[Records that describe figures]
════════════════

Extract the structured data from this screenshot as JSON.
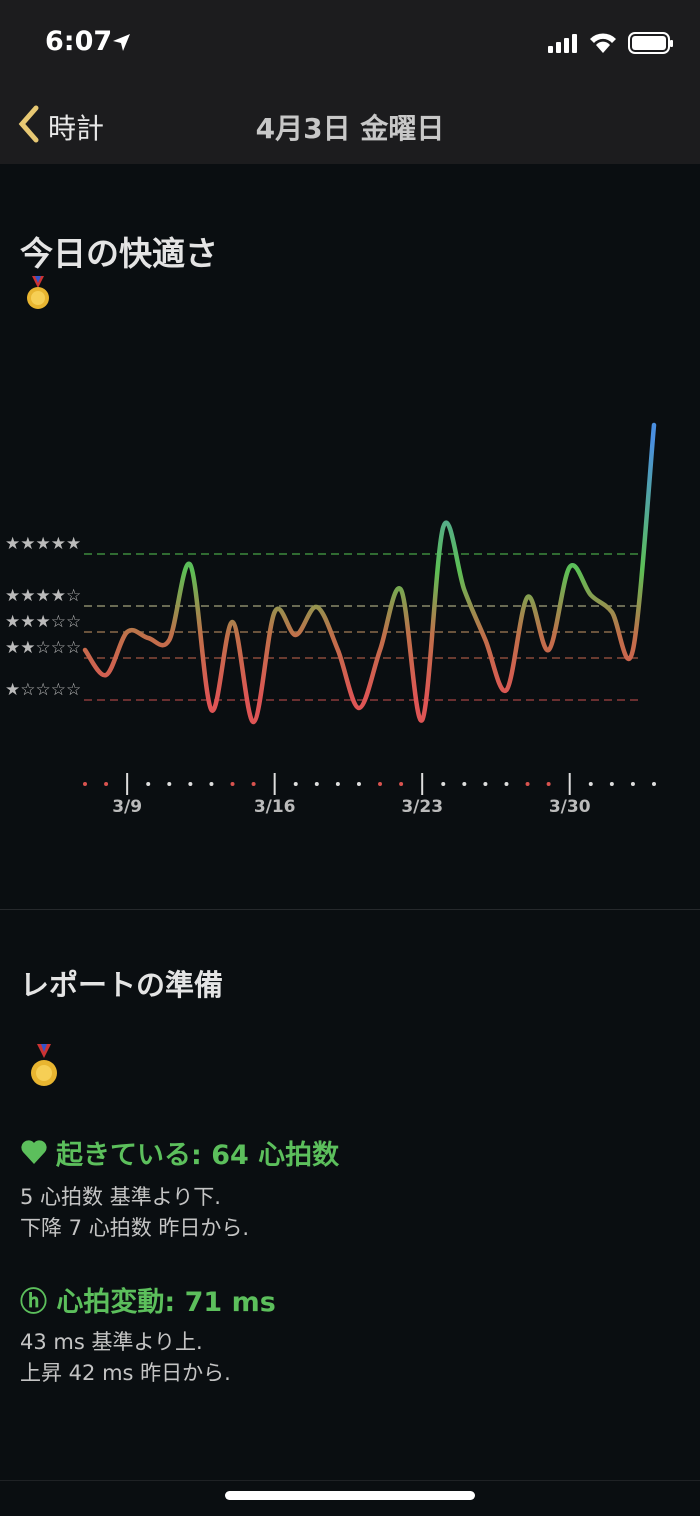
{
  "status_bar": {
    "time": "6:07"
  },
  "nav": {
    "back": "時計",
    "title": "4月3日 金曜日"
  },
  "comfort": {
    "title": "今日の快適さ"
  },
  "chart_data": {
    "type": "line",
    "categories": [
      null,
      null,
      "3/9",
      null,
      null,
      null,
      null,
      null,
      null,
      "3/16",
      null,
      null,
      null,
      null,
      null,
      null,
      "3/23",
      null,
      null,
      null,
      null,
      null,
      null,
      "3/30",
      null,
      null,
      null,
      null
    ],
    "values": [
      45,
      32.5,
      54,
      51,
      50,
      87.5,
      15,
      59,
      9,
      64,
      52.5,
      66.5,
      45,
      16,
      45,
      75,
      10,
      106.5,
      75,
      50,
      25,
      71.5,
      45,
      86.5,
      72.5,
      64,
      45,
      157.5
    ],
    "ylim": [
      0,
      170
    ],
    "yticks": [
      {
        "value": 93,
        "label": "★★★★★"
      },
      {
        "value": 67,
        "label": "★★★★☆"
      },
      {
        "value": 54,
        "label": "★★★☆☆"
      },
      {
        "value": 41,
        "label": "★★☆☆☆"
      },
      {
        "value": 20,
        "label": "★☆☆☆☆"
      }
    ],
    "grid": true,
    "grid_colors": [
      "#3d8a3d",
      "#8a8a6a",
      "#8a6a4a",
      "#8a4a3a",
      "#8a3a3a"
    ],
    "line_colors": [
      "#de5555",
      "#c0704a",
      "#5cbf55",
      "#4a8fe0"
    ]
  },
  "report": {
    "title": "レポートの準備",
    "items": [
      {
        "heading": "起きている: 64 心拍数",
        "lines": [
          "5 心拍数 基準より下.",
          "下降 7 心拍数 昨日から."
        ]
      },
      {
        "heading": "ⓗ 心拍変動: 71 ms",
        "lines": [
          "43 ms 基準より上.",
          "上昇 42 ms 昨日から."
        ]
      }
    ]
  }
}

════════════════

PROBLEM: The records above should be reproduced exactly, with no pictures included.

SOLVED PROBLEM:
Extract the structured data from this screenshot as JSON.
{
  "status_bar": {
    "time": "6:07"
  },
  "nav": {
    "back": "時計",
    "title": "4月3日 金曜日"
  },
  "comfort": {
    "title": "今日の快適さ"
  },
  "chart_data": {
    "type": "line",
    "categories": [
      null,
      null,
      "3/9",
      null,
      null,
      null,
      null,
      null,
      null,
      "3/16",
      null,
      null,
      null,
      null,
      null,
      null,
      "3/23",
      null,
      null,
      null,
      null,
      null,
      null,
      "3/30",
      null,
      null,
      null,
      null
    ],
    "values": [
      45,
      32.5,
      54,
      51,
      50,
      87.5,
      15,
      59,
      9,
      64,
      52.5,
      66.5,
      45,
      16,
      45,
      75,
      10,
      106.5,
      75,
      50,
      25,
      71.5,
      45,
      86.5,
      72.5,
      64,
      45,
      157.5
    ],
    "ylim": [
      0,
      170
    ],
    "yticks": [
      {
        "value": 93,
        "label": "★★★★★"
      },
      {
        "value": 67,
        "label": "★★★★☆"
      },
      {
        "value": 54,
        "label": "★★★☆☆"
      },
      {
        "value": 41,
        "label": "★★☆☆☆"
      },
      {
        "value": 20,
        "label": "★☆☆☆☆"
      }
    ],
    "grid": true,
    "grid_colors": [
      "#3d8a3d",
      "#8a8a6a",
      "#8a6a4a",
      "#8a4a3a",
      "#8a3a3a"
    ],
    "line_colors": [
      "#de5555",
      "#c0704a",
      "#5cbf55",
      "#4a8fe0"
    ]
  },
  "report": {
    "title": "レポートの準備",
    "items": [
      {
        "heading": "起きている: 64 心拍数",
        "lines": [
          "5 心拍数 基準より下.",
          "下降 7 心拍数 昨日から."
        ]
      },
      {
        "heading": "ⓗ 心拍変動: 71 ms",
        "lines": [
          "43 ms 基準より上.",
          "上昇 42 ms 昨日から."
        ]
      }
    ]
  }
}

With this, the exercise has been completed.